• What is asked: Write out the entries below once more, exactly, with the pictures left out.

[Excerpts from a figure dataset]
☆ ☆ ☆ ☆

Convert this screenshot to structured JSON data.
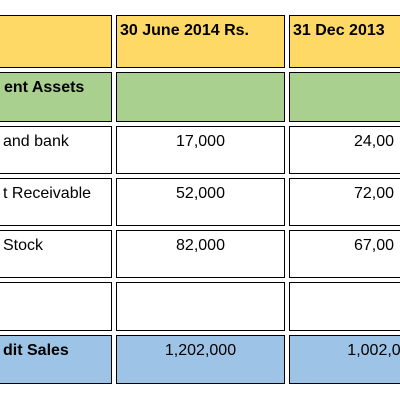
{
  "table": {
    "columns": [
      "30 June 2014 Rs.",
      "31 Dec 2013"
    ],
    "section": "ent Assets",
    "rows": [
      [
        "and bank",
        "17,000",
        "24,00"
      ],
      [
        "t Receivable",
        "52,000",
        "72,00"
      ],
      [
        "Stock",
        "82,000",
        "67,00"
      ]
    ],
    "total": [
      "dit Sales",
      "1,202,000",
      "1,002,0"
    ]
  }
}
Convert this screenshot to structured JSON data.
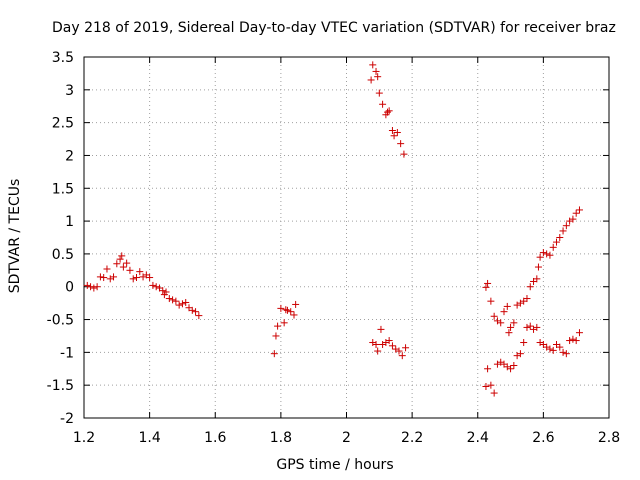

☆ ☆ ☆ ☆

• Finished task:
Convert this screenshot to structured JSON data.
{
  "table": {
    "columns": [
      "30 June 2014 Rs.",
      "31 Dec 2013"
    ],
    "section": "ent Assets",
    "rows": [
      [
        "and bank",
        "17,000",
        "24,00"
      ],
      [
        "t Receivable",
        "52,000",
        "72,00"
      ],
      [
        "Stock",
        "82,000",
        "67,00"
      ]
    ],
    "total": [
      "dit Sales",
      "1,202,000",
      "1,002,0"
    ]
  }
}
Convert this screenshot to structured JSON data.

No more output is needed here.